| Entries supplied |
■ ■ ■ ■

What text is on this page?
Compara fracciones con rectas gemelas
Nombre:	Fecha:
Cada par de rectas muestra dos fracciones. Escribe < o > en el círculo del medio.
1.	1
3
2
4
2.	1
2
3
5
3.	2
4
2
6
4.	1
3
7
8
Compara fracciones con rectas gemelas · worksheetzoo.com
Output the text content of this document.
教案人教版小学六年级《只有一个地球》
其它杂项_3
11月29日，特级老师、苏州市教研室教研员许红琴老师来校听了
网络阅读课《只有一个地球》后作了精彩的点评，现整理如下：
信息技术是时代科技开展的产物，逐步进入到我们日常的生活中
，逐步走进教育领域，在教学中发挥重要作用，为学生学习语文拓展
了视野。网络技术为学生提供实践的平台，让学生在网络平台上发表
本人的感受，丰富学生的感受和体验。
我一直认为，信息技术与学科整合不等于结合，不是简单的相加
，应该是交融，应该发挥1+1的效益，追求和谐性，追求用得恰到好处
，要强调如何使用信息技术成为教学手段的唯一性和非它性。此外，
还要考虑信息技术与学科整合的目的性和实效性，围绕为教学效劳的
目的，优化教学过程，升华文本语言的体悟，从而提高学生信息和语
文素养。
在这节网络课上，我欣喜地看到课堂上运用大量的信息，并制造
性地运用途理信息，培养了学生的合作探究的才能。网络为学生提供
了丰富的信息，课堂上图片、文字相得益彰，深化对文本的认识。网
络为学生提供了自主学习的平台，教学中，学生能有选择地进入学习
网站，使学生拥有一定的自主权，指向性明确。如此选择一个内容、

■ ■ ■ ■

Send back all of the entries exactly, with nothing missing.

What text is on this page?
Compara fracciones con rectas gemelas
Nombre:	Fecha:
Cada par de rectas muestra dos fracciones. Escribe < o > en el círculo del medio.
1.	1
3
2
4
2.	1
2
3
5
3.	2
4
2
6
4.	1
3
7
8
Compara fracciones con rectas gemelas · worksheetzoo.com
Output the text content of this document.
教案人教版小学六年级《只有一个地球》
其它杂项_3
11月29日，特级老师、苏州市教研室教研员许红琴老师来校听了
网络阅读课《只有一个地球》后作了精彩的点评，现整理如下：
信息技术是时代科技开展的产物，逐步进入到我们日常的生活中
，逐步走进教育领域，在教学中发挥重要作用，为学生学习语文拓展
了视野。网络技术为学生提供实践的平台，让学生在网络平台上发表
本人的感受，丰富学生的感受和体验。
我一直认为，信息技术与学科整合不等于结合，不是简单的相加
，应该是交融，应该发挥1+1的效益，追求和谐性，追求用得恰到好处
，要强调如何使用信息技术成为教学手段的唯一性和非它性。此外，
还要考虑信息技术与学科整合的目的性和实效性，围绕为教学效劳的
目的，优化教学过程，升华文本语言的体悟，从而提高学生信息和语
文素养。
在这节网络课上，我欣喜地看到课堂上运用大量的信息，并制造
性地运用途理信息，培养了学生的合作探究的才能。网络为学生提供
了丰富的信息，课堂上图片、文字相得益彰，深化对文本的认识。网
络为学生提供了自主学习的平台，教学中，学生能有选择地进入学习
网站，使学生拥有一定的自主权，指向性明确。如此选择一个内容、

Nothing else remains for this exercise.